*AANGELEVERDE TEKST*.
________

Woorden van Mormon 1:10–11. Amaleki overhandigde de platen aan koning Benjamin

  • De platen die Amaleki aan koning Benjamin overhandigde, waren de kleine platen. De grote platen werden voortdurend bijgehouden en doorgegeven van de ene kroniekschrijver op de andere tot 385 n.C., toen Mormon de grote platen ontving en er een samenvatting van maakte. Hij graveerde zijn samenvatting op de gouden platen ofwel de platen van Mormon.

  • Raadpleeg ‘Nephitische kroniekschrijvers’ in het aanhangsel (pagina 431) voor een overzicht van de verschillende kroniekschrijvers met de bijbehorende tijdsperioden.

Stof tot nadenken

  • Waarom is bidden noodzakelijk om de zegeningen van de verzoening te ervaren?

  • De taal van het volk van Zarahemla was verbasterd omdat zij geen kronieken hadden. Hoe kunnen verslagen en taal ons helpen met onze geestelijke groei?

  • Welke voorbeelden van de voorkennis van God hebt u in uw eigen leven meegemaakt? (Zie de toelichting bij Woorden van Mormon 1:7 op pagina 138.)

________

*GEGEVEN OPDRACHT 1*.
Beantwoord aan de hand van de aangeleverde tekst deze vragen:
(a) Welke platen overhandigde Amaleki aan koning Benjamin?
(b) In welk jaar ontving Mormon de grote platen?
(c) Op welke pagina staat ‘Nephitische kroniekschrijvers’ in het aanhangsel?
De gegevens staan volledig los van de aangeleverde tekst.

________

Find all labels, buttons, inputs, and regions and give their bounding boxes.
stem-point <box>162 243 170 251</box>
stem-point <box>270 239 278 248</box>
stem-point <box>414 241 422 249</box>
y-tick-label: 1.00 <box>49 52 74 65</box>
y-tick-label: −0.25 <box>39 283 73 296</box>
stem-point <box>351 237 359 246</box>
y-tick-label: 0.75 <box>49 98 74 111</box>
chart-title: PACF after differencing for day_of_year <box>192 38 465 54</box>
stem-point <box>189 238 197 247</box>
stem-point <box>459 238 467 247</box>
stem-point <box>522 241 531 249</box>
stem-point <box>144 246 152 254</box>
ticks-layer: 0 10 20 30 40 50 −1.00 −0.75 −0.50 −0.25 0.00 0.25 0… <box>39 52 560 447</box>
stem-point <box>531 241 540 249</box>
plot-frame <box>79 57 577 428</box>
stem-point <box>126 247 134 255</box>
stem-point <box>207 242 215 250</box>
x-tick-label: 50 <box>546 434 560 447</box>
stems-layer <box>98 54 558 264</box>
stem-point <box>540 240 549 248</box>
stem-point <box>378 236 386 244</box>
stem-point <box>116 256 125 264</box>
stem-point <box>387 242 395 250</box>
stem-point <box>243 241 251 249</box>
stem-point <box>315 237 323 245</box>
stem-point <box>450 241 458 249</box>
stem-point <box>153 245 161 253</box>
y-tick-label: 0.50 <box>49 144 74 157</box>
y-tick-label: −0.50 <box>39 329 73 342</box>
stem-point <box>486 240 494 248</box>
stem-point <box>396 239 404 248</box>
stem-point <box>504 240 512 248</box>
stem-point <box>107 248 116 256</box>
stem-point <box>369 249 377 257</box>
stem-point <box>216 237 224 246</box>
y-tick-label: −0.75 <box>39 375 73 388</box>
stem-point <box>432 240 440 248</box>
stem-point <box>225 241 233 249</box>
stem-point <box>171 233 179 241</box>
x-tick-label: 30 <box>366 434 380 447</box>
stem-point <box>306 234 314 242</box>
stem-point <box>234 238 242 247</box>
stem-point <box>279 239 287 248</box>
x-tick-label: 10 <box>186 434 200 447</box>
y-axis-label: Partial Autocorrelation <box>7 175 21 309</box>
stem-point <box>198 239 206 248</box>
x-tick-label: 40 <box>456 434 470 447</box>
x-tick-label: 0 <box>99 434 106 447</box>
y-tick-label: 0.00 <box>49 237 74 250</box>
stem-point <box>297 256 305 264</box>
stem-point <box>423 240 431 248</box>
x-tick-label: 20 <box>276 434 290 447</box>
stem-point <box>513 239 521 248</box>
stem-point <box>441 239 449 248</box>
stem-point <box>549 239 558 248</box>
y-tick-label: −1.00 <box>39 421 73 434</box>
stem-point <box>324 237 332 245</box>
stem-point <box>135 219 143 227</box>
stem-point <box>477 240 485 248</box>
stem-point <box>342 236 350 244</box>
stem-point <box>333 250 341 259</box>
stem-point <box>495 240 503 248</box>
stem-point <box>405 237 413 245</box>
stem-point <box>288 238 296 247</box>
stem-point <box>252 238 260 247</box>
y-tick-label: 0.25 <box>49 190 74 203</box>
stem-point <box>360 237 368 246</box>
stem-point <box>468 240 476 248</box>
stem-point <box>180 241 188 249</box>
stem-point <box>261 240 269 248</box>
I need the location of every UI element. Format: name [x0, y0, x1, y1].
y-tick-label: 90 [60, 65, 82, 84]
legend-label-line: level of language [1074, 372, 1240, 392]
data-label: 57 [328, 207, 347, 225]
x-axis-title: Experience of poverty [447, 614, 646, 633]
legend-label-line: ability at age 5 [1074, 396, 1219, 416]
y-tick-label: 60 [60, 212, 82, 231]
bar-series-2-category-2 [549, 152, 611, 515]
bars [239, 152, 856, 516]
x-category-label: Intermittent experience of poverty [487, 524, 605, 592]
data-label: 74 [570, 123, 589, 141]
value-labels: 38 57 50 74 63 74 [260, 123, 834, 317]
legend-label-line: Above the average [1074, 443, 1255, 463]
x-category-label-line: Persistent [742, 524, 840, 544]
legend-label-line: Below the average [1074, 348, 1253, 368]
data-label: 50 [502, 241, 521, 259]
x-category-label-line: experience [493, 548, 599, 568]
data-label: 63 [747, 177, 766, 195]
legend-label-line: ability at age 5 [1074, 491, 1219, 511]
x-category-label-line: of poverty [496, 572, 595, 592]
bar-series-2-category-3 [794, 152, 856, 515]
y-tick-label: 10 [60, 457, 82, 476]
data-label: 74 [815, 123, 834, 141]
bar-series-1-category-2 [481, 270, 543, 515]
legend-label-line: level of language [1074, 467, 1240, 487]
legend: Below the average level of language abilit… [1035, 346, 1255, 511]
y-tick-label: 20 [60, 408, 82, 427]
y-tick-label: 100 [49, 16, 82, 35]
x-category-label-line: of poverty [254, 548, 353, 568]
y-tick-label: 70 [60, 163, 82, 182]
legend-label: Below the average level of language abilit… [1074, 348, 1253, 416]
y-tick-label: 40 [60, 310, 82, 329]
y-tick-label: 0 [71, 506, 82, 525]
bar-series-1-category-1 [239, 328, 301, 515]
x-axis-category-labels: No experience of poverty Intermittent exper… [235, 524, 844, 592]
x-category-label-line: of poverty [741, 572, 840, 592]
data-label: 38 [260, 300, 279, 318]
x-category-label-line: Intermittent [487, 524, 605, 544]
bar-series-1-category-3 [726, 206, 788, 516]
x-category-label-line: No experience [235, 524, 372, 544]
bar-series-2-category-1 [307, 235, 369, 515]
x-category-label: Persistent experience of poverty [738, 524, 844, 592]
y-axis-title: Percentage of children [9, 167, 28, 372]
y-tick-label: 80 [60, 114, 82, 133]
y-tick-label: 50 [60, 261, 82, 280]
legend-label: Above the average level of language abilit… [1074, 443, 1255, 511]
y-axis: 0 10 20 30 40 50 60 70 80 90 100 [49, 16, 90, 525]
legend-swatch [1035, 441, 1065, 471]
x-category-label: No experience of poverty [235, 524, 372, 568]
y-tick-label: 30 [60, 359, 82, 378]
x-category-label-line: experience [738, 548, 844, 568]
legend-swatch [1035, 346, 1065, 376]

________

*GEGEVEN OPDRACHT 2*.
Hernoem in de gegevens "stem-point" tot "stengelpunt", beginnend bij de eerste regel en eindigend bij de regel met "y-tick-label: −0.25 <box>39 283 73 296</box>". Geef alleen deze regels opnieuw en laat de rest ongewijzigd.

*UITGEWERKTE OPLOSSING 1*.
(a) De kleine platen.
(b) In 385 n.C.
(c) Op pagina 431.

*UITGEWERKTE OPLOSSING 2*.
Find all labels, buttons, inputs, and regions and give their bounding boxes.
stengelpunt <box>162 243 170 251</box>
stengelpunt <box>270 239 278 248</box>
stengelpunt <box>414 241 422 249</box>
y-tick-label: 1.00 <box>49 52 74 65</box>
y-tick-label: −0.25 <box>39 283 73 296</box>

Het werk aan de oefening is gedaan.